§ **What you are asked to do**: The entries below should be quoted exactly, with no pictures carried over.

§ **Records to use**:
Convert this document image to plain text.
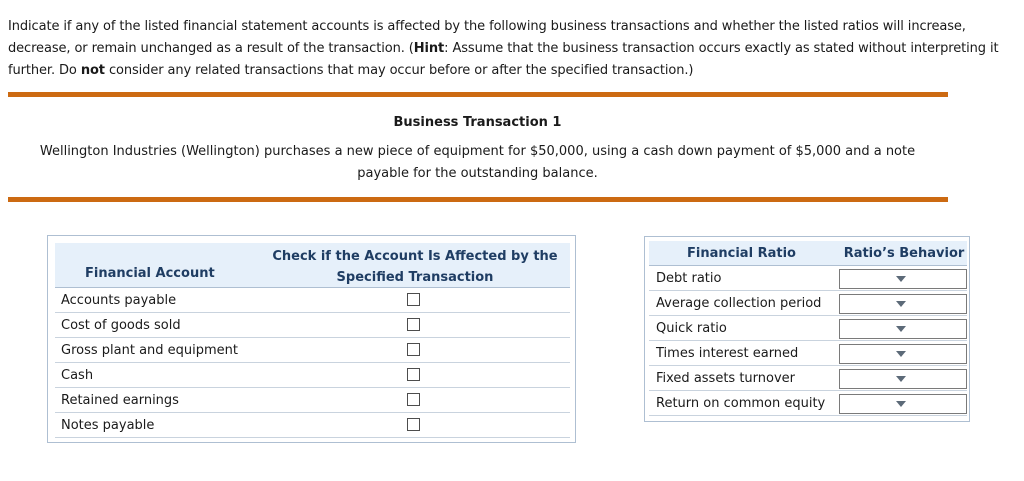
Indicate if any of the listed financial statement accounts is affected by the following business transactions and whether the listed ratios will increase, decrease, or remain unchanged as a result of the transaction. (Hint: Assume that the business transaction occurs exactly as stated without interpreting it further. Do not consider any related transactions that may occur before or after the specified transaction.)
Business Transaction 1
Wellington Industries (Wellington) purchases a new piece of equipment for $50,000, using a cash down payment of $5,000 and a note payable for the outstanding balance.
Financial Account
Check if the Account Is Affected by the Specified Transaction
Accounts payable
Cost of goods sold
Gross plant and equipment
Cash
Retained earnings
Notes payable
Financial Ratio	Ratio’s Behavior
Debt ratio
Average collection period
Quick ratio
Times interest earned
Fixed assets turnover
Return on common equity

§ **Task result**:
Convert this document image to plain text.
Indicate if any of the listed financial statement accounts is affected by the following business transactions and whether the listed ratios will increase, decrease, or remain unchanged as a result of the transaction. (Hint: Assume that the business transaction occurs exactly as stated without interpreting it further. Do not consider any related transactions that may occur before or after the specified transaction.)
Business Transaction 1
Wellington Industries (Wellington) purchases a new piece of equipment for $50,000, using a cash down payment of $5,000 and a note payable for the outstanding balance.
Financial Account
Check if the Account Is Affected by the Specified Transaction
Accounts payable
Cost of goods sold
Gross plant and equipment
Cash
Retained earnings
Notes payable
Financial Ratio	Ratio’s Behavior
Debt ratio
Average collection period
Quick ratio
Times interest earned
Fixed assets turnover
Return on common equity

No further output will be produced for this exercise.